Set problem: Please pull out the lines of the first of the items below, starting with the line that contains "- x-axis-label: Δc" and going on through the line that contains "- x-tick-label: 0: [180, 371, 186, 382]", and reproduce them word for word.

Data provided:

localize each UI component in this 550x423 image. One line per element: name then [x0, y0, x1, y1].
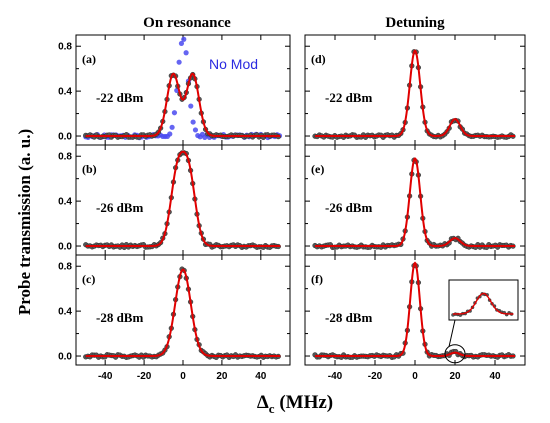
- x-axis-label: Δc (MHz): [257, 392, 333, 416]
- panel-letter: (f): [311, 272, 323, 286]
- panels-group: 0.0 0.4 0.8 (a) -22 dBm No Mod 0.0 0.4 0.8 (b) -26…: [58, 34, 526, 382]
- x-tick-label: 0: [412, 371, 418, 382]
- x-tick-label: 40: [255, 371, 267, 382]
- panel-e: (e) -26 dBm: [304, 144, 526, 256]
- zoom-circle: [444, 344, 466, 364]
- nomod-point: [181, 36, 187, 42]
- y-tick-label: 0.4: [58, 307, 72, 318]
- nomod-point: [183, 50, 189, 56]
- x-axis-label-unit: (MHz): [275, 392, 334, 413]
- panel-a: 0.0 0.4 0.8 (a) -22 dBm No Mod: [58, 34, 291, 146]
- power-label: -22 dBm: [96, 90, 143, 105]
- panel-letter: (e): [311, 162, 324, 176]
- power-label: -28 dBm: [325, 310, 372, 325]
- nomod-label: No Mod: [209, 56, 258, 72]
- x-tick-label: 0: [180, 371, 186, 382]
- y-tick-label: 0.8: [58, 42, 72, 53]
- x-tick-label: -20: [137, 371, 152, 382]
- panel-f: -40 -20 0 20 40 (f) -28 dBm: [304, 254, 526, 382]
- panel-d: (d) -22 dBm: [304, 34, 526, 146]
- nomod-point: [192, 127, 199, 133]
- fit-curve: [85, 268, 281, 358]
- y-tick-label: 0.4: [58, 197, 72, 208]
- x-tick-label: 20: [216, 371, 228, 382]
- column-title-right: Detuning: [385, 15, 445, 31]
- nomod-point: [178, 40, 185, 47]
- x-tick-label: 20: [449, 371, 461, 382]
- panel-c: 0.0 0.4 0.8 -40 -20 0 20 40 (c) -28 dBm: [58, 254, 291, 382]
- power-label: -26 dBm: [96, 200, 143, 215]
- nomod-point: [169, 124, 175, 130]
- nomod-point: [176, 59, 182, 65]
- y-tick-label: 0.0: [58, 242, 72, 253]
- panel-letter: (d): [311, 52, 326, 66]
- y-axis-label: Probe transmission (a. u.): [15, 129, 34, 315]
- x-tick-label: -40: [98, 371, 113, 382]
- x-tick-label: -20: [368, 371, 383, 382]
- panel-b: 0.0 0.4 0.8 (b) -26 dBm: [58, 144, 291, 256]
- power-label: -26 dBm: [325, 200, 372, 215]
- fit-curve: [85, 150, 281, 248]
- power-label: -22 dBm: [325, 90, 372, 105]
- nomod-point: [167, 131, 173, 137]
- nomod-point: [171, 110, 178, 116]
- fit-curve: [315, 157, 515, 248]
- nomod-point: [188, 103, 194, 109]
- fit-curve: [315, 49, 515, 138]
- zoom-connector: [448, 319, 456, 347]
- nomod-point: [190, 119, 196, 125]
- fit-curve: [315, 261, 515, 358]
- panel-letter: (b): [82, 162, 97, 176]
- x-tick-label: -40: [328, 371, 343, 382]
- y-tick-label: 0.0: [58, 132, 72, 143]
- y-tick-label: 0.8: [58, 262, 72, 273]
- y-tick-label: 0.8: [58, 152, 72, 163]
- fit-curve: [85, 72, 281, 138]
- column-title-left: On resonance: [143, 15, 231, 31]
- x-tick-label: 40: [489, 371, 501, 382]
- inset-fit-curve: [452, 292, 514, 315]
- panel-letter: (a): [82, 52, 96, 66]
- panel-letter: (c): [82, 272, 95, 286]
- x-axis-label-main: Δ: [257, 392, 269, 413]
- power-label: -28 dBm: [96, 310, 143, 325]
- x-axis-label-subscript: c: [269, 401, 275, 416]
- y-tick-label: 0.0: [58, 352, 72, 363]
- y-tick-label: 0.4: [58, 87, 72, 98]
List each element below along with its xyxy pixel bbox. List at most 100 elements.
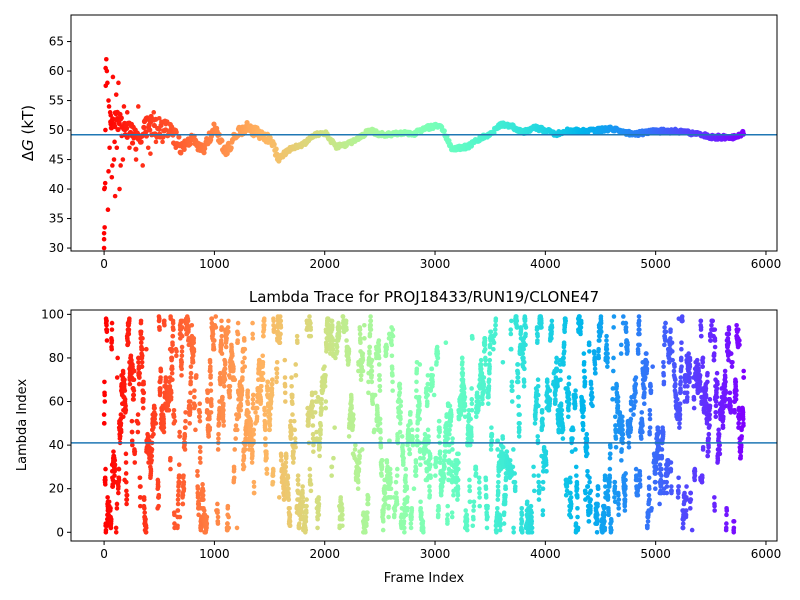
lambda-point [562,349,567,354]
delta-g-point [106,169,111,174]
lambda-point [117,434,123,439]
lambda-point [168,466,173,472]
lambda-point [253,410,258,415]
delta-g-point [102,180,108,186]
lambda-point [425,427,431,433]
lambda-point [124,492,130,498]
lambda-point [389,353,395,359]
lambda-point [575,514,580,520]
lambda-point [188,364,194,369]
lambda-point [558,377,563,383]
delta-g-point [112,193,118,199]
lambda-point [264,471,270,476]
lambda-point [269,386,275,391]
lambda-point [188,375,194,380]
lambda-point [219,342,225,348]
lambda-point [561,355,566,361]
lambda-point [532,488,537,494]
lambda-point [450,447,455,452]
lambda-point [317,436,323,441]
delta-g-point [107,145,112,151]
lambda-point [312,410,318,415]
delta-g-point [441,128,447,134]
lambda-point [410,442,416,448]
lambda-point [293,362,299,367]
lambda-point [208,364,213,369]
lambda-point [102,399,108,404]
lambda-point [529,519,535,524]
lambda-point [181,486,187,491]
lambda-point [152,412,158,417]
lambda-point [409,508,415,513]
lambda-point [240,375,245,380]
lambda-point [377,383,383,389]
lambda-point [157,390,163,396]
delta-g-point [114,145,120,151]
lambda-point [579,320,584,326]
lambda-point [497,527,503,533]
lambda-point [172,418,178,424]
lambda-point [170,342,175,348]
delta-g-point [140,163,146,168]
lambda-point [504,449,510,454]
lambda-point [200,488,206,494]
lambda-point [318,431,323,437]
lambda-point [471,508,476,513]
lambda-point [401,460,406,465]
lambda-point [408,421,413,426]
delta-g-point [163,127,169,133]
lambda-point [274,370,280,376]
lambda-point [242,447,248,452]
lambda-point [171,414,177,420]
lambda-point [358,336,363,341]
lambda-point [496,479,501,485]
lambda-point [471,516,476,522]
lambda-point [143,525,149,531]
lambda-point [156,492,162,498]
lambda-point [251,484,257,489]
lambda-point [567,475,573,481]
lambda-point [334,349,340,354]
lambda-point [292,427,298,433]
lambda-point [464,512,469,518]
lambda-point [189,322,195,328]
lambda-point [461,386,467,391]
delta-g-point [124,110,130,115]
lambda-point [479,370,485,376]
lambda-point [531,464,536,470]
lambda-point [485,514,490,520]
delta-g-point [160,134,166,140]
lambda-point [430,373,436,378]
lambda-point [443,442,449,448]
lambda-point [561,362,566,367]
lambda-point [140,336,145,341]
lambda-point [220,394,225,400]
lambda-point [181,473,186,478]
lambda-point [500,360,506,365]
lambda-point [428,475,433,481]
lambda-point [501,521,507,526]
lambda-point [123,471,129,476]
lambda-point [308,482,314,487]
lambda-point [540,423,545,428]
lambda-point [355,473,361,478]
lambda-point [168,390,174,396]
lambda-point [517,421,522,426]
delta-g-point [273,146,279,152]
lambda-point [295,473,301,478]
lambda-point [306,421,311,426]
lambda-point [445,436,451,441]
lambda-point [232,447,238,452]
lambda-point [104,338,110,343]
bottom-chart-panel: Lambda Trace for PROJ18433/RUN19/CLONE47… [15,288,781,586]
lambda-point [582,368,587,374]
lambda-point [451,492,456,498]
lambda-point [534,388,540,393]
delta-g-point [103,127,108,133]
lambda-point [268,399,274,404]
bottom-chart-title: Lambda Trace for PROJ18433/RUN19/CLONE47 [249,288,599,306]
lambda-point [123,403,128,409]
lambda-point [433,455,439,461]
lambda-point [566,407,571,413]
lambda-point [246,410,251,415]
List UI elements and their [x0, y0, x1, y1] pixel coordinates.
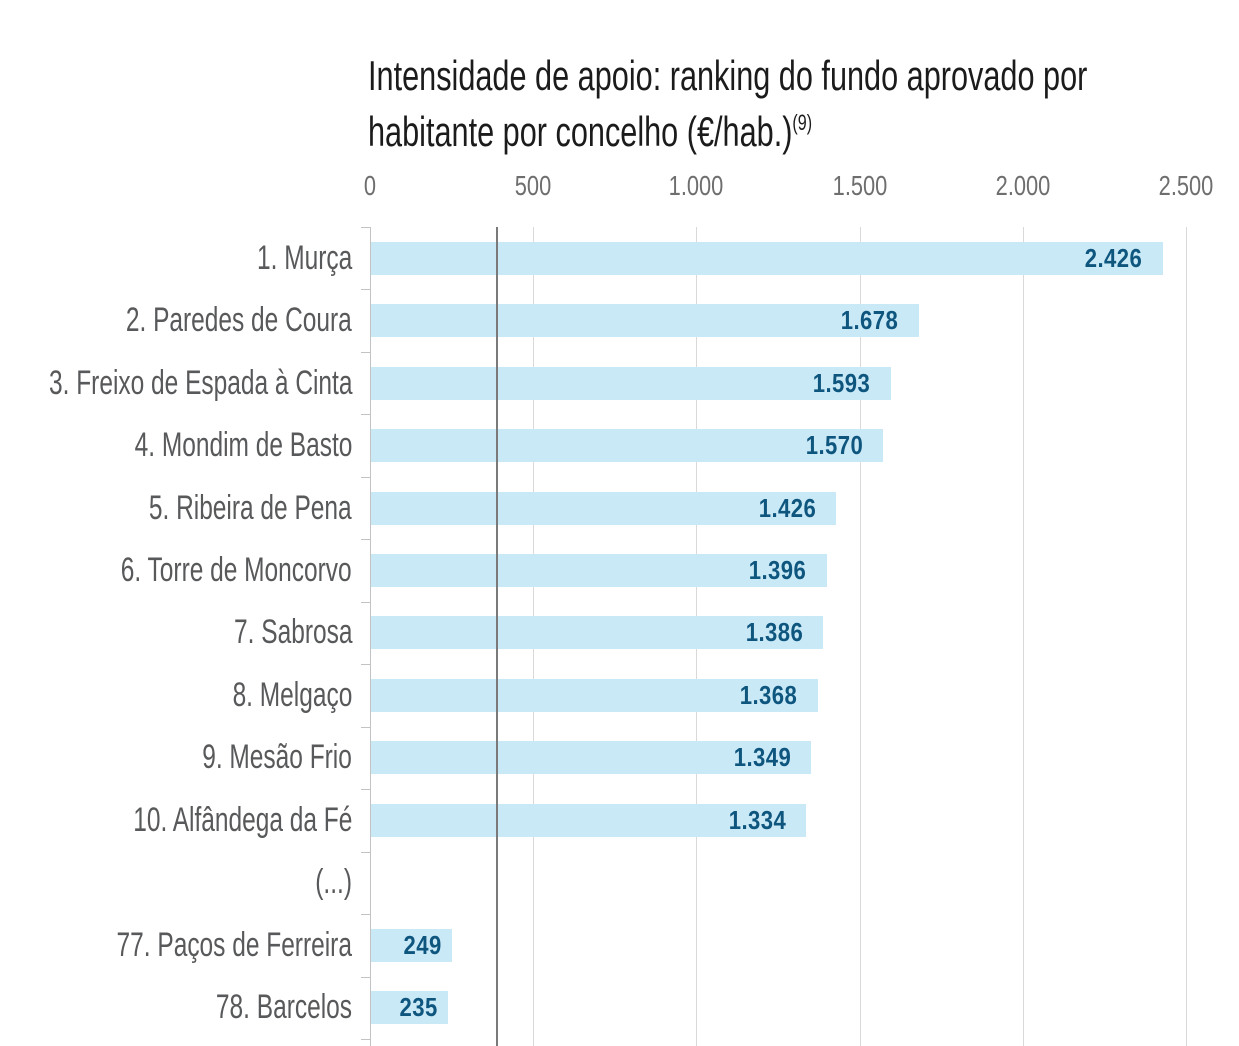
- bar: 1.334: [371, 803, 807, 837]
- category-label: 8. Melgaço: [0, 664, 352, 726]
- category-label: (...): [0, 852, 352, 914]
- category-label-text: 2. Paredes de Coura: [126, 301, 352, 340]
- category-label-text: 5. Ribeira de Pena: [149, 488, 352, 527]
- x-tick-label: 2.500: [1158, 170, 1214, 201]
- axis-tick: [361, 789, 370, 791]
- gridline: [1186, 227, 1187, 1046]
- axis-tick: [361, 851, 370, 853]
- bar-value: 2.426: [1085, 242, 1143, 273]
- bar: 249: [371, 928, 453, 962]
- category-label-text: 4. Mondim de Basto: [134, 426, 352, 465]
- category-label: 6. Torre de Moncorvo: [0, 539, 352, 601]
- axis-tick: [361, 414, 370, 416]
- bar-value: 1.426: [758, 492, 817, 523]
- bar-value: 1.334: [728, 804, 787, 835]
- category-label-text: 9. Mesão Frio: [202, 738, 352, 777]
- bar-value: 1.593: [813, 367, 871, 398]
- axis-tick: [361, 351, 370, 353]
- category-labels: 1. Murça 2. Paredes de Coura 3. Freixo de …: [0, 227, 352, 1046]
- bar: 235: [371, 991, 448, 1025]
- category-label-text: 10. Alfândega da Fé: [132, 800, 352, 839]
- category-label: 4. Mondim de Basto: [0, 414, 352, 476]
- bar: 1.368: [371, 678, 818, 712]
- gridline: [1022, 227, 1024, 1046]
- x-tick-label: 2.000: [995, 170, 1051, 201]
- axis-tick: [361, 227, 370, 228]
- plot-area: 2.426 1.678 1.593 1.570 1.426 1.396 1.386 1.368…: [361, 227, 1187, 1046]
- category-label-text: 8. Melgaço: [232, 675, 352, 714]
- category-label: 10. Alfândega da Fé: [0, 789, 352, 851]
- category-label-text: 1. Murça: [256, 238, 352, 277]
- chart-title-line1: Intensidade de apoio: ranking do fundo a…: [368, 52, 1088, 99]
- axis-tick: [361, 976, 370, 978]
- axis-tick: [361, 601, 370, 603]
- bar-value: 1.678: [840, 305, 899, 336]
- bar: 1.678: [371, 304, 919, 338]
- gridline: [859, 227, 861, 1046]
- bar-value: 1.368: [739, 679, 798, 710]
- axis-tick: [361, 476, 370, 478]
- chart-title: Intensidade de apoio: ranking do fundo a…: [368, 52, 1239, 155]
- category-label: 1. Murça: [0, 227, 352, 289]
- bar-value: 1.349: [733, 742, 791, 773]
- axis-tick: [361, 539, 370, 541]
- bar: 1.396: [371, 554, 827, 588]
- bar-value: 1.386: [745, 617, 803, 648]
- x-tick-label: 0: [363, 170, 377, 201]
- axis-tick: [361, 664, 370, 666]
- footnote-marker: (9): [792, 110, 813, 135]
- category-label-text: 3. Freixo de Espada à Cinta: [48, 363, 352, 402]
- bar-value: 1.396: [748, 555, 807, 586]
- category-label-text: 77. Paços de Ferreira: [116, 925, 352, 964]
- chart-title-line2: habitante por concelho (€/hab.)(9): [368, 99, 1087, 155]
- axis-tick: [361, 726, 370, 728]
- bar: 1.386: [371, 616, 824, 650]
- bar: 1.426: [371, 491, 837, 525]
- category-label-text: 78. Barcelos: [215, 988, 352, 1027]
- y-axis-line: [370, 227, 371, 1046]
- x-tick-label: 500: [514, 170, 552, 201]
- axis-tick: [361, 1038, 370, 1040]
- category-label-text: (...): [315, 863, 352, 902]
- category-label-text: 6. Torre de Moncorvo: [121, 551, 352, 590]
- axis-tick: [361, 289, 370, 291]
- x-axis: 0 500 1.000 1.500 2.000 2.500: [364, 170, 1213, 204]
- bar: 1.349: [371, 741, 812, 775]
- x-tick-label: 1.500: [832, 170, 887, 201]
- category-label: 2. Paredes de Coura: [0, 289, 352, 351]
- x-tick-label: 1.000: [669, 170, 724, 201]
- category-label: 3. Freixo de Espada à Cinta: [0, 352, 352, 414]
- category-label: 77. Paços de Ferreira: [0, 914, 352, 976]
- bar: 1.593: [371, 366, 891, 400]
- category-label: 9. Mesão Frio: [0, 727, 352, 789]
- category-label: 78. Barcelos: [0, 977, 352, 1039]
- bar-value: 1.570: [805, 430, 864, 461]
- category-label-text: 7. Sabrosa: [233, 613, 352, 652]
- axis-tick: [361, 914, 370, 916]
- bar: 2.426: [371, 241, 1163, 275]
- category-label: 7. Sabrosa: [0, 602, 352, 664]
- bar: 1.570: [371, 429, 884, 463]
- chart-title-line2-text: habitante por concelho (€/hab.): [368, 108, 793, 155]
- bar-value: 235: [399, 992, 438, 1023]
- reference-line: [496, 227, 499, 1046]
- category-label: 5. Ribeira de Pena: [0, 477, 352, 539]
- bar-value: 249: [403, 929, 443, 960]
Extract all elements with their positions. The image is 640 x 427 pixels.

Task response:
- x-axis-label: Δc (MHz): [257, 392, 333, 416]
- panel-letter: (f): [311, 272, 323, 286]
- panels-group: 0.0 0.4 0.8 (a) -22 dBm No Mod 0.0 0.4 0.8 (b) -26…: [58, 34, 526, 382]
- x-tick-label: 0: [412, 371, 418, 382]
- x-tick-label: 40: [255, 371, 267, 382]
- panel-e: (e) -26 dBm: [304, 144, 526, 256]
- zoom-circle: [444, 344, 466, 364]
- nomod-point: [181, 36, 187, 42]
- y-tick-label: 0.4: [58, 307, 72, 318]
- nomod-point: [183, 50, 189, 56]
- x-axis-label-unit: (MHz): [275, 392, 334, 413]
- panel-a: 0.0 0.4 0.8 (a) -22 dBm No Mod: [58, 34, 291, 146]
- power-label: -22 dBm: [96, 90, 143, 105]
- panel-letter: (e): [311, 162, 324, 176]
- power-label: -28 dBm: [325, 310, 372, 325]
- nomod-label: No Mod: [209, 56, 258, 72]
- x-tick-label: 0: [180, 371, 186, 382]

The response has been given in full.